§ **YOUR INSTRUCTIONS**
Find all lines in the records that include the word "inflation", and copy them out.
START INPUT DATA
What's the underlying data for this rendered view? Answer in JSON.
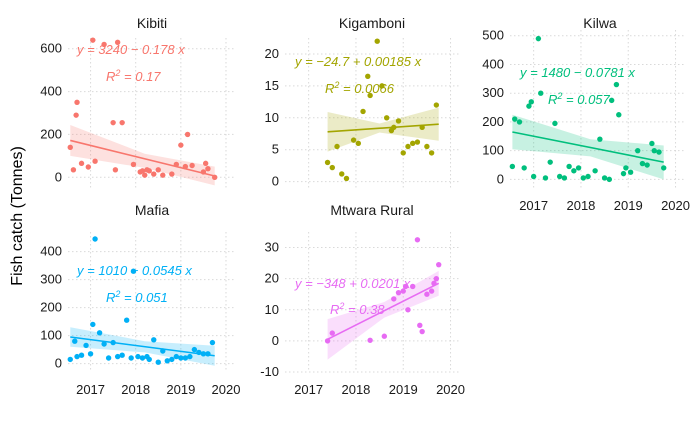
{
  "chart_data": {
    "type": "scatter",
    "ylabel": "Fish catch (Tonnes)",
    "panels": [
      {
        "title": "Kibiti",
        "color": "#F8766D",
        "equation": "y = 3240 − 0.178 x",
        "r2_value": "= 0.17",
        "xlim": [
          2016.5,
          2020.2
        ],
        "ylim": [
          -50,
          650
        ],
        "xticks": [
          2017,
          2018,
          2019,
          2020
        ],
        "xtick_labels": [],
        "yticks": [
          0,
          200,
          400,
          600
        ],
        "fit": {
          "x": [
            2016.55,
            2019.75
          ],
          "y": [
            172,
            6
          ],
          "band_lo": [
            100,
            -38
          ],
          "band_hi": [
            244,
            50
          ],
          "band_mid": [
            2018.2,
            44,
            110
          ]
        },
        "points": [
          [
            2016.55,
            140
          ],
          [
            2016.62,
            35
          ],
          [
            2016.68,
            290
          ],
          [
            2016.7,
            350
          ],
          [
            2016.8,
            65
          ],
          [
            2016.95,
            48
          ],
          [
            2017.05,
            640
          ],
          [
            2017.1,
            75
          ],
          [
            2017.3,
            620
          ],
          [
            2017.5,
            255
          ],
          [
            2017.55,
            35
          ],
          [
            2017.6,
            630
          ],
          [
            2017.7,
            255
          ],
          [
            2017.95,
            60
          ],
          [
            2018.1,
            25
          ],
          [
            2018.15,
            30
          ],
          [
            2018.2,
            10
          ],
          [
            2018.25,
            35
          ],
          [
            2018.3,
            30
          ],
          [
            2018.4,
            15
          ],
          [
            2018.5,
            35
          ],
          [
            2018.6,
            10
          ],
          [
            2018.8,
            15
          ],
          [
            2018.9,
            60
          ],
          [
            2019.0,
            150
          ],
          [
            2019.1,
            50
          ],
          [
            2019.15,
            200
          ],
          [
            2019.25,
            55
          ],
          [
            2019.5,
            25
          ],
          [
            2019.55,
            65
          ],
          [
            2019.6,
            40
          ],
          [
            2019.75,
            0
          ]
        ]
      },
      {
        "title": "Kigamboni",
        "color": "#A3A500",
        "equation": "y = −24.7 + 0.00185 x",
        "r2_value": "= 0.0066",
        "xlim": [
          2016.5,
          2020.2
        ],
        "ylim": [
          -1,
          22.5
        ],
        "xticks": [
          2017,
          2018,
          2019,
          2020
        ],
        "xtick_labels": [],
        "yticks": [
          0,
          5,
          10,
          15,
          20
        ],
        "fit": {
          "x": [
            2017.4,
            2019.75
          ],
          "y": [
            7.8,
            9.0
          ],
          "band_lo": [
            4.7,
            6.4
          ],
          "band_hi": [
            10.9,
            11.6
          ],
          "band_mid": [
            2018.5,
            7.7,
            9.1
          ]
        },
        "points": [
          [
            2017.4,
            3.0
          ],
          [
            2017.5,
            2.2
          ],
          [
            2017.6,
            5.5
          ],
          [
            2017.7,
            1.2
          ],
          [
            2017.8,
            0.5
          ],
          [
            2017.95,
            6.5
          ],
          [
            2018.05,
            6.0
          ],
          [
            2018.15,
            11.0
          ],
          [
            2018.25,
            16.5
          ],
          [
            2018.3,
            13.5
          ],
          [
            2018.45,
            22.0
          ],
          [
            2018.55,
            15.0
          ],
          [
            2018.65,
            10.0
          ],
          [
            2018.75,
            8.0
          ],
          [
            2018.8,
            8.5
          ],
          [
            2018.9,
            9.5
          ],
          [
            2019.0,
            4.5
          ],
          [
            2019.1,
            5.5
          ],
          [
            2019.2,
            6.0
          ],
          [
            2019.3,
            6.2
          ],
          [
            2019.4,
            8.5
          ],
          [
            2019.5,
            5.5
          ],
          [
            2019.6,
            4.5
          ],
          [
            2019.7,
            12.0
          ]
        ]
      },
      {
        "title": "Kilwa",
        "color": "#00BF7D",
        "equation": "y = 1480 − 0.0781 x",
        "r2_value": "= 0.057",
        "xlim": [
          2016.5,
          2020.2
        ],
        "ylim": [
          -30,
          520
        ],
        "xticks": [
          2017,
          2018,
          2019,
          2020
        ],
        "xtick_labels": [
          "2017",
          "2018",
          "2019",
          "2020"
        ],
        "yticks": [
          0,
          100,
          200,
          300,
          400,
          500
        ],
        "fit": {
          "x": [
            2016.55,
            2019.75
          ],
          "y": [
            165,
            60
          ],
          "band_lo": [
            105,
            0
          ],
          "band_hi": [
            225,
            118
          ],
          "band_mid": [
            2018.2,
            80,
            140
          ]
        },
        "points": [
          [
            2016.55,
            45
          ],
          [
            2016.6,
            210
          ],
          [
            2016.7,
            200
          ],
          [
            2016.8,
            40
          ],
          [
            2016.9,
            255
          ],
          [
            2016.95,
            270
          ],
          [
            2017.0,
            10
          ],
          [
            2017.1,
            490
          ],
          [
            2017.15,
            300
          ],
          [
            2017.25,
            5
          ],
          [
            2017.35,
            60
          ],
          [
            2017.45,
            195
          ],
          [
            2017.55,
            10
          ],
          [
            2017.65,
            5
          ],
          [
            2017.75,
            45
          ],
          [
            2017.85,
            30
          ],
          [
            2017.95,
            40
          ],
          [
            2018.05,
            5
          ],
          [
            2018.15,
            10
          ],
          [
            2018.3,
            30
          ],
          [
            2018.4,
            140
          ],
          [
            2018.5,
            5
          ],
          [
            2018.6,
            0
          ],
          [
            2018.65,
            275
          ],
          [
            2018.75,
            330
          ],
          [
            2018.8,
            225
          ],
          [
            2018.9,
            20
          ],
          [
            2018.95,
            40
          ],
          [
            2019.05,
            25
          ],
          [
            2019.2,
            100
          ],
          [
            2019.3,
            55
          ],
          [
            2019.4,
            50
          ],
          [
            2019.5,
            125
          ],
          [
            2019.55,
            100
          ],
          [
            2019.65,
            95
          ],
          [
            2019.75,
            40
          ]
        ]
      },
      {
        "title": "Mafia",
        "color": "#00B0F6",
        "equation": "y = 1010 − 0.0545 x",
        "r2_value": "= 0.051",
        "xlim": [
          2016.5,
          2020.2
        ],
        "ylim": [
          -30,
          470
        ],
        "xticks": [
          2017,
          2018,
          2019,
          2020
        ],
        "xtick_labels": [
          "2017",
          "2018",
          "2019",
          "2020"
        ],
        "yticks": [
          0,
          100,
          200,
          300,
          400
        ],
        "fit": {
          "x": [
            2016.55,
            2019.75
          ],
          "y": [
            95,
            28
          ],
          "band_lo": [
            60,
            -8
          ],
          "band_hi": [
            130,
            64
          ],
          "band_mid": [
            2018.2,
            40,
            80
          ]
        },
        "points": [
          [
            2016.55,
            15
          ],
          [
            2016.65,
            80
          ],
          [
            2016.7,
            25
          ],
          [
            2016.8,
            30
          ],
          [
            2016.9,
            65
          ],
          [
            2017.0,
            35
          ],
          [
            2017.05,
            140
          ],
          [
            2017.1,
            445
          ],
          [
            2017.2,
            110
          ],
          [
            2017.3,
            70
          ],
          [
            2017.4,
            20
          ],
          [
            2017.5,
            75
          ],
          [
            2017.6,
            25
          ],
          [
            2017.7,
            30
          ],
          [
            2017.8,
            155
          ],
          [
            2017.9,
            20
          ],
          [
            2017.95,
            330
          ],
          [
            2018.05,
            25
          ],
          [
            2018.15,
            20
          ],
          [
            2018.25,
            25
          ],
          [
            2018.3,
            15
          ],
          [
            2018.4,
            85
          ],
          [
            2018.5,
            5
          ],
          [
            2018.6,
            45
          ],
          [
            2018.7,
            10
          ],
          [
            2018.8,
            15
          ],
          [
            2018.9,
            25
          ],
          [
            2019.0,
            20
          ],
          [
            2019.1,
            20
          ],
          [
            2019.2,
            25
          ],
          [
            2019.3,
            50
          ],
          [
            2019.4,
            40
          ],
          [
            2019.5,
            35
          ],
          [
            2019.6,
            35
          ],
          [
            2019.7,
            75
          ]
        ]
      },
      {
        "title": "Mtwara Rural",
        "color": "#E76BF3",
        "equation": "y = −348 + 0.0201 x",
        "r2_value": "= 0.38",
        "xlim": [
          2016.5,
          2020.2
        ],
        "ylim": [
          -10,
          35
        ],
        "xticks": [
          2017,
          2018,
          2019,
          2020
        ],
        "xtick_labels": [
          "2017",
          "2018",
          "2019",
          "2020"
        ],
        "yticks": [
          -10,
          0,
          10,
          20,
          30
        ],
        "fit": {
          "x": [
            2017.4,
            2019.75
          ],
          "y": [
            0.5,
            18.5
          ],
          "band_lo": [
            -6,
            14.5
          ],
          "band_hi": [
            7,
            22.5
          ],
          "band_mid": [
            2018.6,
            7.5,
            12.5
          ]
        },
        "points": [
          [
            2017.4,
            0.0
          ],
          [
            2017.5,
            2.5
          ],
          [
            2018.3,
            0.2
          ],
          [
            2018.6,
            1.5
          ],
          [
            2018.8,
            13.5
          ],
          [
            2018.9,
            15.5
          ],
          [
            2019.0,
            16.0
          ],
          [
            2019.05,
            17.5
          ],
          [
            2019.1,
            10.0
          ],
          [
            2019.2,
            17.5
          ],
          [
            2019.3,
            32.5
          ],
          [
            2019.35,
            5.0
          ],
          [
            2019.4,
            3.0
          ],
          [
            2019.5,
            15.0
          ],
          [
            2019.6,
            16.0
          ],
          [
            2019.65,
            18.5
          ],
          [
            2019.7,
            20.0
          ],
          [
            2019.75,
            24.5
          ]
        ]
      }
    ]
  }
}
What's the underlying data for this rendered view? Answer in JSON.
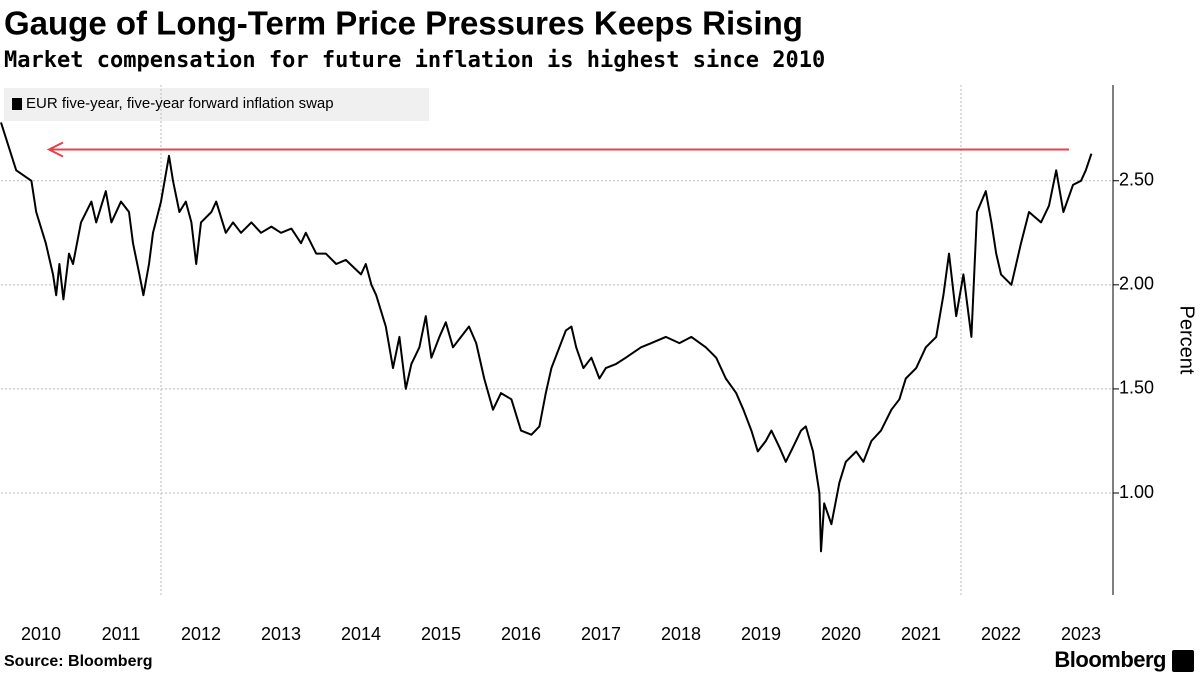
{
  "chart_data": {
    "type": "line",
    "title": "Gauge of Long-Term Price Pressures Keeps Rising",
    "subtitle": "Market compensation for future inflation is highest since 2010",
    "y_axis_label": "Percent",
    "source": "Source: Bloomberg",
    "brand": "Bloomberg",
    "x": [
      2010.0,
      2010.19,
      2010.38,
      2010.44,
      2010.56,
      2010.65,
      2010.69,
      2010.73,
      2010.78,
      2010.85,
      2010.9,
      2011.0,
      2011.13,
      2011.19,
      2011.31,
      2011.38,
      2011.5,
      2011.6,
      2011.65,
      2011.73,
      2011.78,
      2011.85,
      2011.9,
      2012.0,
      2012.1,
      2012.15,
      2012.23,
      2012.31,
      2012.38,
      2012.44,
      2012.5,
      2012.63,
      2012.69,
      2012.81,
      2012.9,
      2013.0,
      2013.13,
      2013.25,
      2013.38,
      2013.5,
      2013.63,
      2013.75,
      2013.81,
      2013.94,
      2014.06,
      2014.19,
      2014.31,
      2014.5,
      2014.56,
      2014.63,
      2014.69,
      2014.81,
      2014.9,
      2014.98,
      2015.06,
      2015.13,
      2015.23,
      2015.31,
      2015.38,
      2015.48,
      2015.56,
      2015.65,
      2015.75,
      2015.85,
      2015.94,
      2016.04,
      2016.15,
      2016.25,
      2016.38,
      2016.5,
      2016.63,
      2016.73,
      2016.81,
      2016.88,
      2016.98,
      2017.06,
      2017.13,
      2017.19,
      2017.28,
      2017.38,
      2017.48,
      2017.56,
      2017.69,
      2017.81,
      2018.0,
      2018.13,
      2018.31,
      2018.48,
      2018.63,
      2018.81,
      2018.94,
      2019.06,
      2019.19,
      2019.28,
      2019.38,
      2019.46,
      2019.56,
      2019.63,
      2019.73,
      2019.81,
      2019.9,
      2020.0,
      2020.06,
      2020.15,
      2020.23,
      2020.25,
      2020.29,
      2020.38,
      2020.48,
      2020.56,
      2020.69,
      2020.78,
      2020.88,
      2021.0,
      2021.13,
      2021.23,
      2021.31,
      2021.44,
      2021.56,
      2021.69,
      2021.78,
      2021.85,
      2021.94,
      2022.03,
      2022.13,
      2022.2,
      2022.31,
      2022.38,
      2022.44,
      2022.5,
      2022.63,
      2022.75,
      2022.85,
      2023.0,
      2023.1,
      2023.19,
      2023.28,
      2023.4,
      2023.5,
      2023.56,
      2023.63
    ],
    "series": [
      {
        "name": "EUR five-year, five-year forward inflation swap",
        "color": "#000000",
        "values": [
          2.78,
          2.55,
          2.5,
          2.35,
          2.2,
          2.05,
          1.95,
          2.1,
          1.93,
          2.15,
          2.1,
          2.3,
          2.4,
          2.3,
          2.45,
          2.3,
          2.4,
          2.35,
          2.2,
          2.05,
          1.95,
          2.1,
          2.25,
          2.4,
          2.62,
          2.5,
          2.35,
          2.4,
          2.3,
          2.1,
          2.3,
          2.35,
          2.4,
          2.25,
          2.3,
          2.25,
          2.3,
          2.25,
          2.28,
          2.25,
          2.27,
          2.2,
          2.25,
          2.15,
          2.15,
          2.1,
          2.12,
          2.05,
          2.1,
          2.0,
          1.95,
          1.8,
          1.6,
          1.75,
          1.5,
          1.62,
          1.7,
          1.85,
          1.65,
          1.75,
          1.82,
          1.7,
          1.75,
          1.8,
          1.72,
          1.55,
          1.4,
          1.48,
          1.45,
          1.3,
          1.28,
          1.32,
          1.48,
          1.6,
          1.7,
          1.78,
          1.8,
          1.7,
          1.6,
          1.65,
          1.55,
          1.6,
          1.62,
          1.65,
          1.7,
          1.72,
          1.75,
          1.72,
          1.75,
          1.7,
          1.65,
          1.55,
          1.48,
          1.4,
          1.3,
          1.2,
          1.25,
          1.3,
          1.22,
          1.15,
          1.22,
          1.3,
          1.32,
          1.2,
          1.0,
          0.72,
          0.95,
          0.85,
          1.05,
          1.15,
          1.2,
          1.15,
          1.25,
          1.3,
          1.4,
          1.45,
          1.55,
          1.6,
          1.7,
          1.75,
          1.95,
          2.15,
          1.85,
          2.05,
          1.75,
          2.35,
          2.45,
          2.3,
          2.15,
          2.05,
          2.0,
          2.2,
          2.35,
          2.3,
          2.38,
          2.55,
          2.35,
          2.48,
          2.5,
          2.55,
          2.63
        ]
      }
    ],
    "xlim": [
      2010,
      2023.9
    ],
    "xticks": [
      {
        "value": 2010.5,
        "label": "2010"
      },
      {
        "value": 2011.5,
        "label": "2011"
      },
      {
        "value": 2012.5,
        "label": "2012"
      },
      {
        "value": 2013.5,
        "label": "2013"
      },
      {
        "value": 2014.5,
        "label": "2014"
      },
      {
        "value": 2015.5,
        "label": "2015"
      },
      {
        "value": 2016.5,
        "label": "2016"
      },
      {
        "value": 2017.5,
        "label": "2017"
      },
      {
        "value": 2018.5,
        "label": "2018"
      },
      {
        "value": 2019.5,
        "label": "2019"
      },
      {
        "value": 2020.5,
        "label": "2020"
      },
      {
        "value": 2021.5,
        "label": "2021"
      },
      {
        "value": 2022.5,
        "label": "2022"
      },
      {
        "value": 2023.5,
        "label": "2023"
      }
    ],
    "x_grid_lines": [
      2012,
      2022
    ],
    "ylim": [
      0.51,
      2.96
    ],
    "yticks": [
      {
        "value": 1,
        "label": "1.00"
      },
      {
        "value": 1.5,
        "label": "1.50"
      },
      {
        "value": 2,
        "label": "2.00"
      },
      {
        "value": 2.5,
        "label": "2.50"
      }
    ],
    "grid": true,
    "legend": "top-left",
    "arrow": {
      "y": 2.65,
      "x_from": 2023.35,
      "x_to": 2010.6,
      "color": "#e8414e"
    }
  }
}
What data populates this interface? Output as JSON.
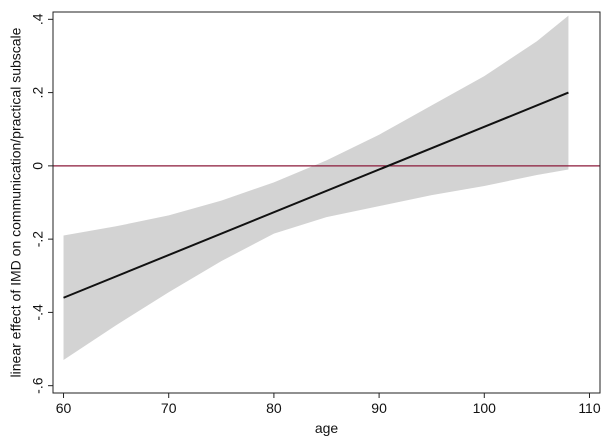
{
  "chart_data": {
    "type": "line",
    "title": "",
    "xlabel": "age",
    "ylabel": "linear effect of IMD on communication/practical subscale",
    "xlim": [
      59,
      111
    ],
    "ylim": [
      -0.62,
      0.42
    ],
    "xticks": [
      60,
      70,
      80,
      90,
      100,
      110
    ],
    "xtick_labels": [
      "60",
      "70",
      "80",
      "90",
      "100",
      "110"
    ],
    "yticks": [
      -0.6,
      -0.4,
      -0.2,
      0,
      0.2,
      0.4
    ],
    "ytick_labels": [
      "-.6",
      "-.4",
      "-.2",
      "0",
      ".2",
      ".4"
    ],
    "grid": false,
    "reference_line": {
      "y": 0,
      "color": "#8b1a3a"
    },
    "series": [
      {
        "kind": "line",
        "color": "#111111",
        "x": [
          60,
          108
        ],
        "y": [
          -0.36,
          0.2
        ]
      },
      {
        "kind": "confidence-band",
        "color": "#d3d3d3",
        "x": [
          60,
          65,
          70,
          75,
          80,
          85,
          90,
          95,
          100,
          105,
          108
        ],
        "lower": [
          -0.53,
          -0.435,
          -0.345,
          -0.26,
          -0.185,
          -0.14,
          -0.11,
          -0.08,
          -0.055,
          -0.025,
          -0.01
        ],
        "upper": [
          -0.19,
          -0.165,
          -0.135,
          -0.095,
          -0.045,
          0.015,
          0.085,
          0.165,
          0.245,
          0.34,
          0.41
        ]
      }
    ]
  }
}
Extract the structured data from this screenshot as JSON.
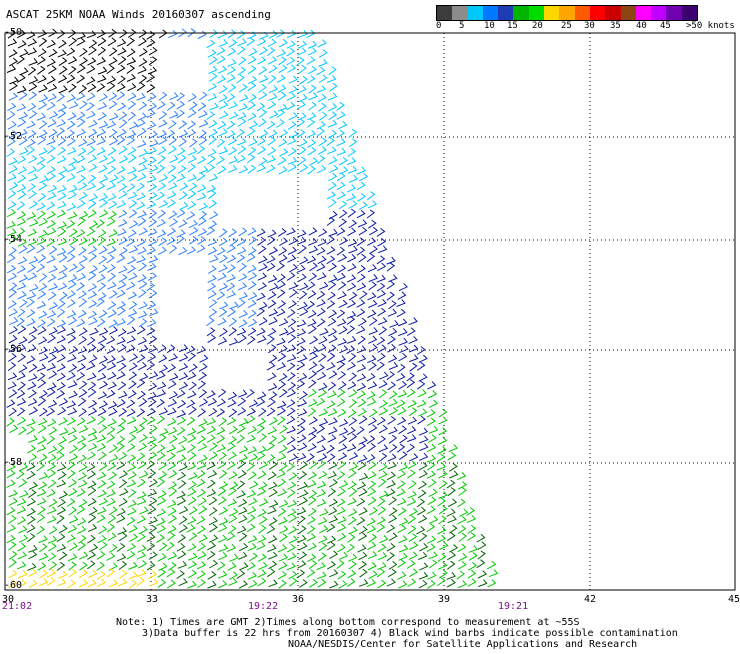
{
  "title": "ASCAT 25KM NOAA Winds 20160307 ascending",
  "legend": {
    "labels": [
      "0",
      "5",
      "10",
      "15",
      "20",
      "25",
      "30",
      "35",
      "40",
      "45",
      ">50 knots"
    ],
    "colors": [
      "#3c3c3c",
      "#8c8c8c",
      "#00c8ff",
      "#0078ff",
      "#1e3cb4",
      "#00b400",
      "#00dc00",
      "#ffd700",
      "#ffa500",
      "#ff5a00",
      "#ff0000",
      "#c80000",
      "#8b4513",
      "#ff00ff",
      "#c000ff",
      "#7000b0",
      "#3c0070"
    ]
  },
  "axes": {
    "lon_ticks": [
      "30",
      "33",
      "36",
      "39",
      "42",
      "45"
    ],
    "lat_ticks": [
      "-50",
      "-52",
      "-54",
      "-56",
      "-58",
      "-60"
    ]
  },
  "times": {
    "left": "21:02",
    "mid": "19:22",
    "right": "19:21"
  },
  "notes": {
    "line1": "Note: 1) Times are GMT 2)Times along bottom correspond to measurement at ~55S",
    "line2": "3)Data buffer is 22 hrs from 20160307 4) Black wind barbs indicate possible contamination",
    "line3": "NOAA/NESDIS/Center for Satellite Applications and Research"
  },
  "barb_colors": {
    "contaminated": "#000000",
    "cyan": "#00c8ff",
    "light_blue": "#2a7fff",
    "dark_blue": "#0a1aa0",
    "green": "#00c800",
    "dark_green": "#006400",
    "yellow": "#ffd700"
  }
}
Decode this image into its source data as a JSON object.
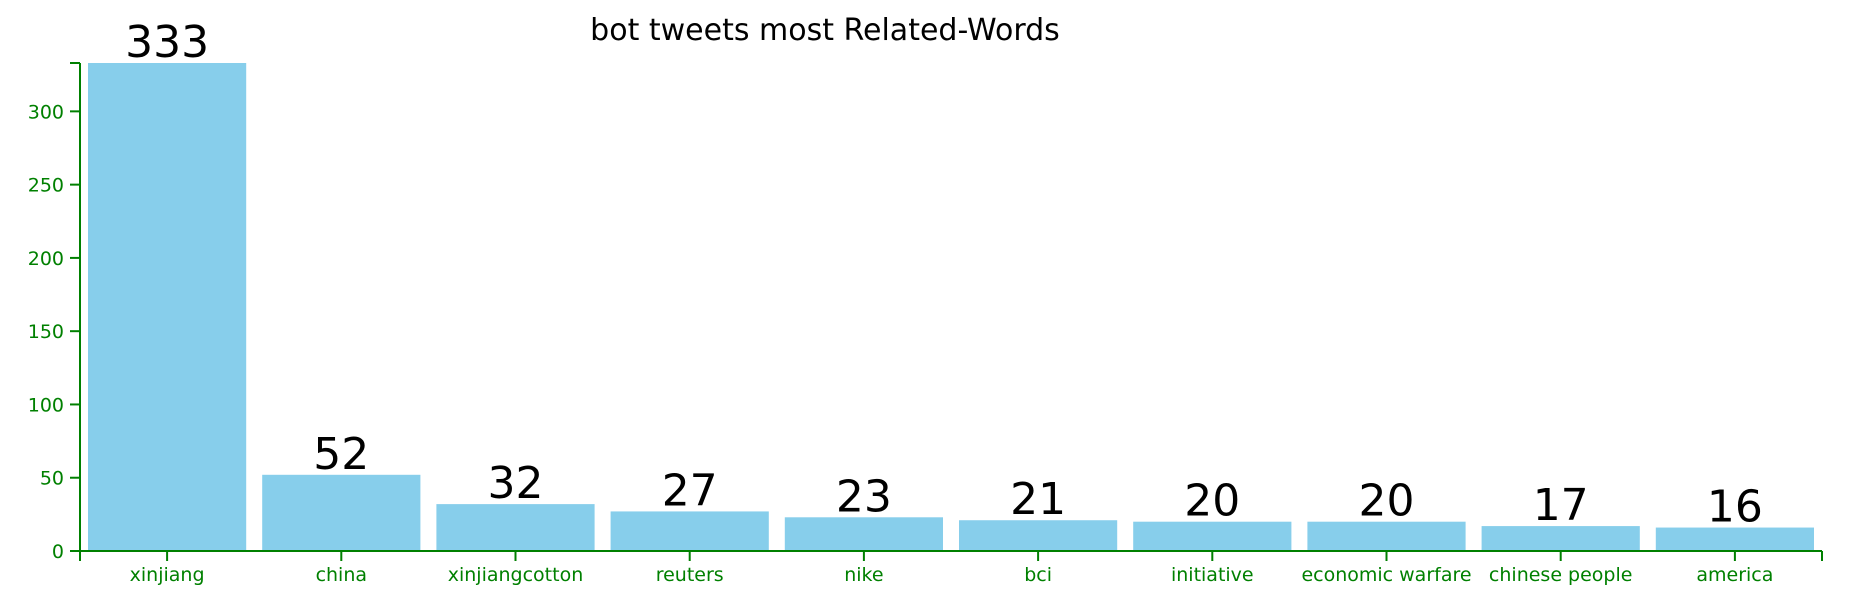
{
  "chart_data": {
    "type": "bar",
    "title": "bot tweets most Related-Words",
    "xlabel": "",
    "ylabel": "",
    "categories": [
      "xinjiang",
      "china",
      "xinjiangcotton",
      "reuters",
      "nike",
      "bci",
      "initiative",
      "economic warfare",
      "chinese people",
      "america"
    ],
    "values": [
      333,
      52,
      32,
      27,
      23,
      21,
      20,
      20,
      17,
      16
    ],
    "ylim": [
      0,
      333
    ],
    "yticks": [
      0,
      50,
      100,
      150,
      200,
      250,
      300
    ],
    "data_labels": true,
    "grid": false,
    "legend": "none",
    "colors": {
      "bar": "#87ceeb",
      "axis": "#008000",
      "text": "#000000"
    }
  }
}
END INPUT DATA
§ **FULL OUTPUT**
    "subtitle": "Market compensation for future inflation is highest since 2010",
        "name": "EUR five-year, five-year forward inflation swap",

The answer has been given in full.